## Texte fourni
━━━

On cultivait aussi des légumes en douce, en dehors des fermes collectives, et malgré la pauvreté des sols et l’absence de moyens techniques, on en vint rapidement à produire de quoi alimenter des réseaux souterrains vers la Chine ou des vendeurs sur les marchés qui surgissaient ici ou là dans les villes coréennes. Sans doute, tout cela était illégal. Une couturière à domicile, un vendeur sur un marché non autorisé, a fortiori un contrebandier, risquaient gros. Mais la vie était dure aussi pour les policiers, les soldats ou les contrôleurs dans les trains. Aussi acceptaient-ils de fermer les yeux moyennant bakchich.
Les années ont passé. Les trafics ont continué. Ils se sont même amplifiés. Le petit capital amassé peut aujourd’hui servir à ouvrir un restaurant – officiellement d’État, bien sûr, en fait une entreprise privée – une société d’import-export de tissus ou de transport, voire d’extraction de minerais. Que font les fonctionnaires de l’État ? Rien, bien souvent : ils continuent de fermer les yeux tout en prélevant leur dîme au passage – et tout le monde est content. Le socialisme nord-coréen est préservé. La croissance reprend, faiblement, mais elle reprend. L’État touche finalement bien plus que ce qu’il toucherait si le système était respecté car la production et les bénéfices à ponctionner seraient moindres. Petit à petit, une élite « économique » s’est constituée, qui verrait d’un bon oeil l’abolition de la planification et de la collectivisation ainsi que l’officialisation du statut privé des entreprises qu’elle dirige de facto.

━━━

## Défi a
Mettez à jour la partie de la liste qui commence à la ligne contenant « - case-name-value: 9.6送检: [147, 856, 195, 872] » et se termine à celle contenant « - x-tick-label: 2: [554, 555, 561, 569] » en remplaçant « indicator-badge-incite » par « indicator-badge-alert », sans autre modification. Redonnez uniquement ces lignes.

(Entrées d'un jeu de données)
━━━

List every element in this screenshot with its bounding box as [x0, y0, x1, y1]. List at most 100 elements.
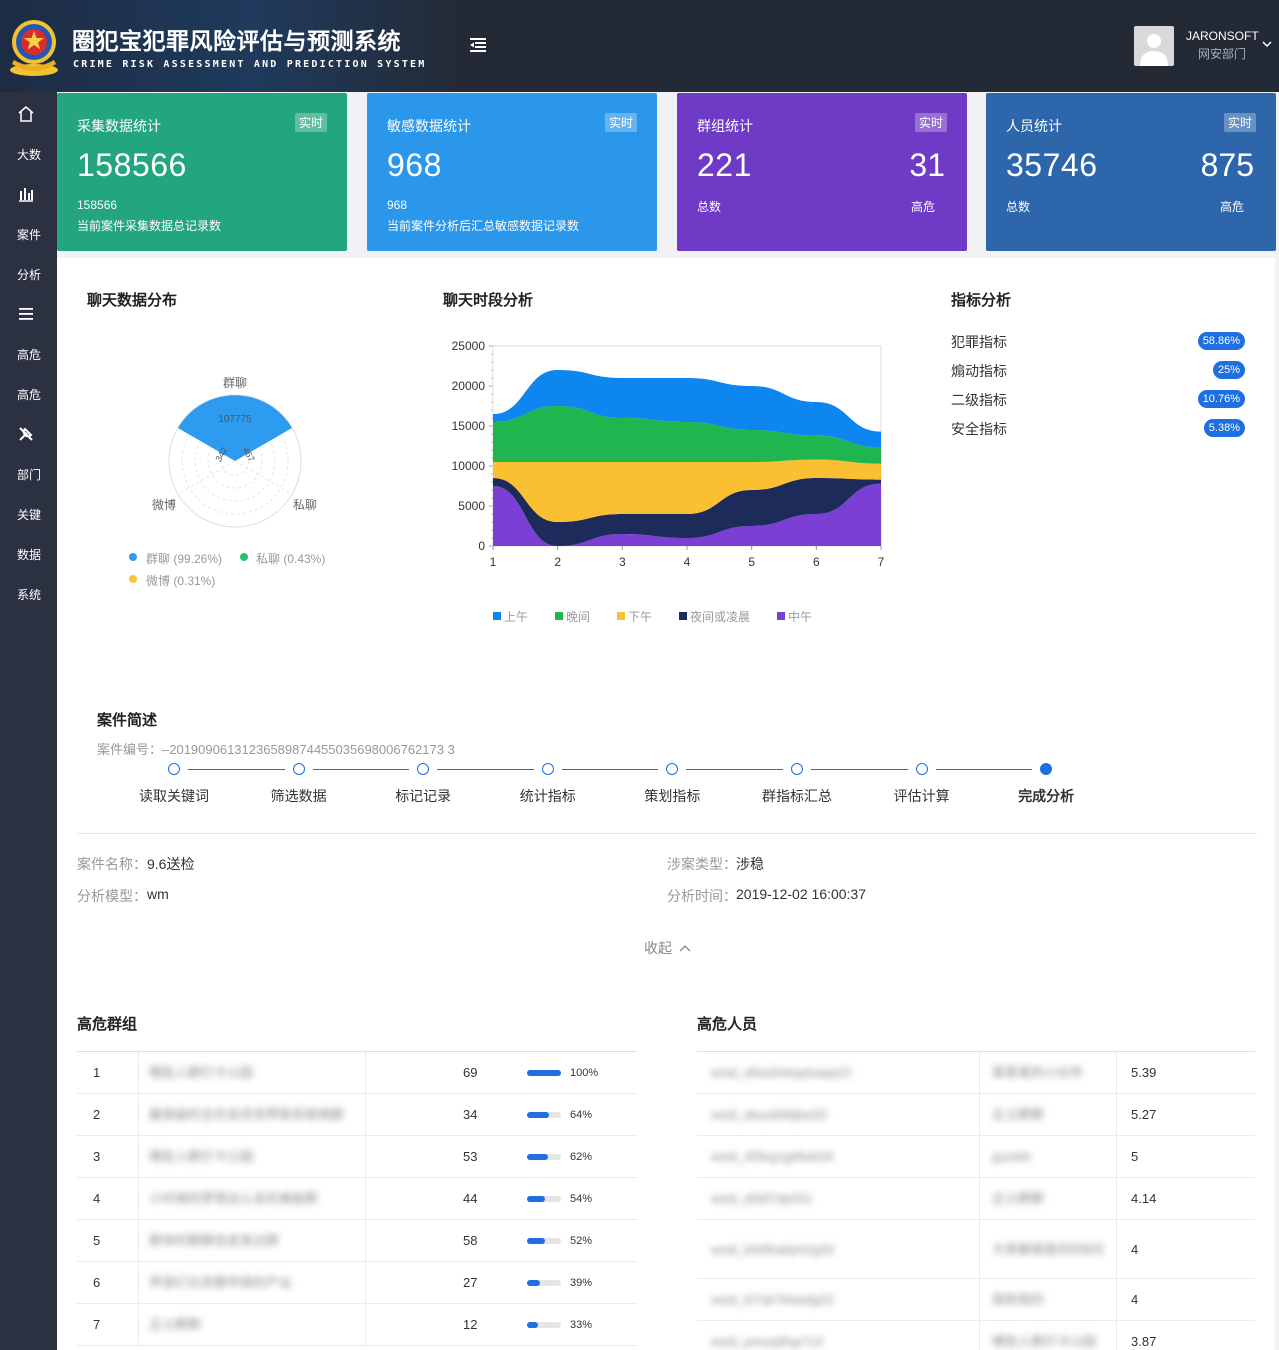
- case-name-value: 9.6送检: [147, 856, 195, 872]
- table-row[interactable]: 2 最高级的主任会员世界联系联络群 34 64%: [77, 1094, 637, 1136]
- sidebar-item-home[interactable]: [0, 94, 57, 134]
- group-name[interactable]: 哪些人群打卡公园: [149, 1065, 254, 1080]
- indicator-badge-incite: 25%: [1212, 361, 1245, 379]
- x-tick-label: 2: [554, 555, 561, 569]
- chat-time-area-chart: 0 5000 10000 15000 20000 25000 1 2 3 4 5 6 7: [452, 339, 885, 569]
- sidebar-item-system[interactable]: 系统: [0, 574, 57, 614]
- realtime-badge: 实时: [294, 113, 327, 132]
- group-name[interactable]: 小时候的梦想这么多的难能群: [149, 1191, 319, 1206]
- sidebar-item-department[interactable]: 部门: [0, 454, 57, 494]
- legend-item[interactable]: 下午: [628, 610, 653, 624]
- time-value: 2019-12-02 16:00:37: [736, 886, 866, 902]
- legend-private[interactable]: 私聊 (0.43%): [256, 552, 326, 566]
- cell-divider: [365, 1220, 366, 1262]
- chat-dist-polar-chart: 107775 467 342: [168, 394, 302, 528]
- cell-divider: [365, 1052, 366, 1094]
- legend-weibo[interactable]: 微博 (0.31%): [146, 574, 216, 588]
- group-name[interactable]: 群体的聊聊信息发达群: [149, 1233, 280, 1248]
- sidebar-item-tools[interactable]: [0, 414, 57, 454]
- group-count: 12: [463, 1317, 478, 1332]
- group-ratio-bar: [527, 1322, 561, 1328]
- group-ratio-fill: [527, 1112, 549, 1118]
- y-tick-label: 5000: [458, 499, 485, 513]
- legend-item[interactable]: 上午: [504, 610, 529, 624]
- x-tick-label: 4: [684, 555, 691, 569]
- group-ratio-fill: [527, 1154, 549, 1160]
- legend-item[interactable]: 晚间: [566, 610, 591, 624]
- sidebar-item-analysis[interactable]: 分析: [0, 254, 57, 294]
- table-row[interactable]: wxid_45feg1g6fwb33 guolah 5: [697, 1136, 1255, 1178]
- table-top-border: [697, 1051, 1255, 1052]
- menu-collapse-icon[interactable]: [468, 36, 488, 54]
- person-id[interactable]: wxid_deyuk96jkw33: [711, 1107, 827, 1122]
- person-id[interactable]: wxid_d5itf7dp031: [711, 1191, 813, 1206]
- sidebar-item-chart[interactable]: [0, 174, 57, 214]
- sidebar-item-bigdata[interactable]: 大数: [0, 134, 57, 174]
- table-row[interactable]: wxid_b5i9ha6ph2g33 大家都很喜欢的好朋友 4: [697, 1220, 1255, 1279]
- table-row[interactable]: 5 群体的聊聊信息发达群 58 52%: [77, 1220, 637, 1262]
- card-person-stats: 人员统计 实时 35746 875 总数 高危: [986, 93, 1276, 251]
- legend-dot-weibo: [129, 575, 137, 583]
- legend-group[interactable]: 群聊 (99.26%): [146, 552, 223, 566]
- sidebar: 大数 案件 分析 高危 高危 部门 关键 数据 系统: [0, 92, 57, 1350]
- cell-divider: [979, 1220, 980, 1279]
- table-row[interactable]: wxid_d5itf7dp031 正义群群 4.14: [697, 1178, 1255, 1220]
- user-avatar[interactable]: [1134, 26, 1174, 66]
- sidebar-item-label: 大数: [17, 147, 42, 162]
- table-row[interactable]: 6 声音们北京都市我的产业 27 39%: [77, 1262, 637, 1304]
- cell-divider: [979, 1178, 980, 1220]
- sidebar-item-data[interactable]: 数据: [0, 534, 57, 574]
- sidebar-item-highrisk-2[interactable]: 高危: [0, 374, 57, 414]
- table-row[interactable]: wxid_kl7qh7kkwdg22 我和我的 4: [697, 1279, 1255, 1321]
- sidebar-item-label: 部门: [17, 467, 42, 482]
- sidebar-item-case[interactable]: 案件: [0, 214, 57, 254]
- sidebar-item-keyword[interactable]: 关键: [0, 494, 57, 534]
- user-name[interactable]: JARONSOFT: [1186, 29, 1259, 43]
- group-ratio-pct: 54%: [570, 1193, 593, 1205]
- group-ratio-bar: [527, 1154, 561, 1160]
- step-circle: [791, 763, 803, 775]
- chat-dist-title: 聊天数据分布: [87, 292, 178, 309]
- group-name[interactable]: 最高级的主任会员世界联系联络群: [149, 1107, 345, 1122]
- table-row[interactable]: wxid_d5ia3mkqahaqa22 某某某的小伙伴 5.39: [697, 1052, 1255, 1094]
- person-id[interactable]: wxid_b5i9ha6ph2g33: [711, 1242, 834, 1257]
- table-row[interactable]: 4 小时候的梦想这么多的难能群 44 54%: [77, 1178, 637, 1220]
- group-ratio-fill: [527, 1322, 539, 1328]
- cell-divider: [979, 1094, 980, 1136]
- person-id[interactable]: wxid_d5ia3mkqahaqa22: [711, 1065, 852, 1080]
- cell-divider: [138, 1262, 139, 1304]
- person-id[interactable]: wxid_pmuq9hgr7z2: [711, 1334, 824, 1349]
- group-name[interactable]: 声音们北京都市我的产业: [149, 1275, 293, 1290]
- person-id[interactable]: wxid_kl7qh7kkwdg22: [711, 1292, 834, 1307]
- cell-divider: [1116, 1321, 1117, 1350]
- chevron-down-icon[interactable]: [1262, 40, 1272, 48]
- collapse-button[interactable]: 收起: [644, 938, 691, 958]
- person-score: 5.27: [1131, 1107, 1157, 1122]
- legend-item[interactable]: 夜间或凌晨: [690, 610, 751, 624]
- group-name[interactable]: 哪些人群打卡公园: [149, 1149, 254, 1164]
- tools-icon: [19, 427, 33, 441]
- group-name[interactable]: 正义群群: [149, 1317, 202, 1332]
- police-emblem-icon: [10, 20, 58, 76]
- card-description: 当前案件分析后汇总敏感数据记录数: [387, 219, 580, 233]
- table-row[interactable]: wxid_deyuk96jkw33 正义群群 5.27: [697, 1094, 1255, 1136]
- person-score: 4: [1131, 1242, 1139, 1257]
- chat-time-legend: 上午 晚间 下午 夜间或凌晨 中午: [493, 608, 873, 624]
- sidebar-item-label: 案件: [17, 227, 42, 242]
- step-circle: [417, 763, 430, 775]
- legend-item[interactable]: 中午: [788, 610, 813, 624]
- sidebar-item-list[interactable]: [0, 294, 57, 334]
- table-row[interactable]: 3 哪些人群打卡公园 53 62%: [77, 1136, 637, 1178]
- person-name: 正义群群: [992, 1191, 1045, 1206]
- person-name: 正义群群: [992, 1107, 1045, 1122]
- group-ratio-pct: 100%: [570, 1067, 599, 1079]
- x-tick-label: 6: [813, 555, 820, 569]
- sidebar-item-highrisk-1[interactable]: 高危: [0, 334, 57, 374]
- collapse-label: 收起: [644, 940, 672, 956]
- person-id[interactable]: wxid_45feg1g6fwb33: [711, 1149, 834, 1164]
- card-label-total: 总数: [697, 200, 722, 214]
- table-row[interactable]: 7 正义群群 12 33%: [77, 1304, 637, 1346]
- table-row[interactable]: 1 哪些人群打卡公园 69 100%: [77, 1052, 637, 1094]
- person-score: 5.39: [1131, 1065, 1157, 1080]
- table-row[interactable]: wxid_pmuq9hgr7z2 哪些人群打卡公园 3.87: [697, 1321, 1255, 1350]
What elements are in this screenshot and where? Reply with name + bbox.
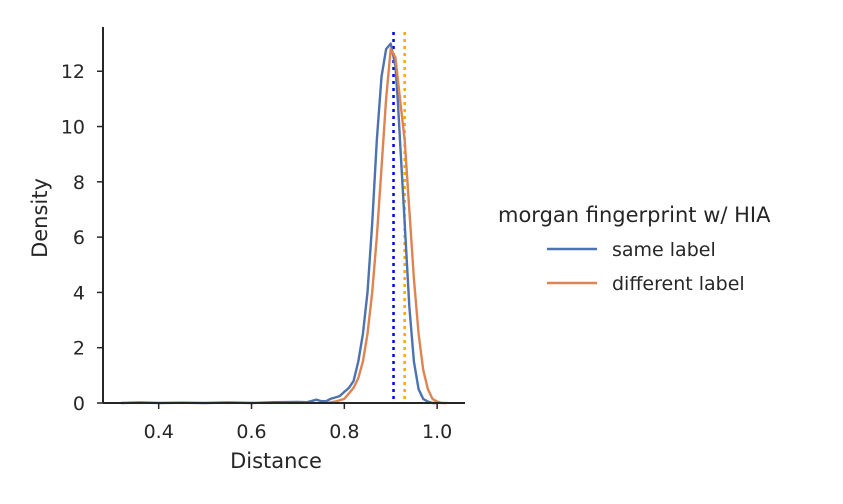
y-axis-label: Density <box>28 178 52 258</box>
ticks: 0.4 0.6 0.8 1.0 0 2 4 6 8 10 12 <box>61 61 452 443</box>
y-tick-label-2: 4 <box>73 282 85 304</box>
legend: morgan fingerprint w/ HIA same label diff… <box>498 203 771 295</box>
series-lines <box>120 42 448 405</box>
reference-lines <box>392 32 406 403</box>
y-tick-label-4: 8 <box>73 172 85 194</box>
x-tick-label-2: 0.8 <box>329 421 359 443</box>
y-tick-label-6: 12 <box>61 61 85 83</box>
legend-label-1: different label <box>612 273 745 295</box>
x-tick-label-1: 0.6 <box>236 421 266 443</box>
y-tick-label-1: 2 <box>73 338 85 360</box>
x-tick-label-0: 0.4 <box>144 421 174 443</box>
axes <box>102 27 465 404</box>
y-tick-label-5: 10 <box>61 117 85 139</box>
series-line-1 <box>324 47 448 405</box>
legend-title: morgan fingerprint w/ HIA <box>498 203 771 227</box>
x-axis-label: Distance <box>230 449 322 473</box>
legend-label-0: same label <box>612 239 716 261</box>
y-tick-label-3: 6 <box>73 227 85 249</box>
y-tick-label-0: 0 <box>73 393 85 415</box>
x-tick-label-3: 1.0 <box>422 421 452 443</box>
series-line-0 <box>120 42 439 405</box>
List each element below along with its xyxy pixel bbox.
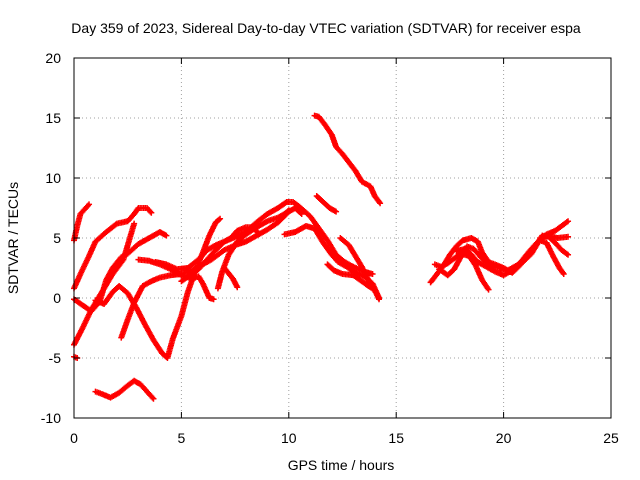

━━━

## Défi b
Traduisez en anglais, s'il vous plaît, cette phrase du texte sur l'économie nord-coréenne : « Mais la vie était dure aussi pour les policiers, les soldats ou les contrôleurs dans les trains. »

## Résultat de l'exercice a
- case-name-value: 9.6送检: [147, 856, 195, 872]
- table-row[interactable]: 2 最高级的主任会员世界联系联络群 34 64%: [77, 1094, 637, 1136]
- sidebar-item-home[interactable]: [0, 94, 57, 134]
- group-name[interactable]: 哪些人群打卡公园: [149, 1065, 254, 1080]
- indicator-badge-alert: 25%: [1212, 361, 1245, 379]
- x-tick-label: 2: [554, 555, 561, 569]

## Résultat de l'exercice b
But life was also hard for police officers, soldiers, or ticket inspectors on the trains.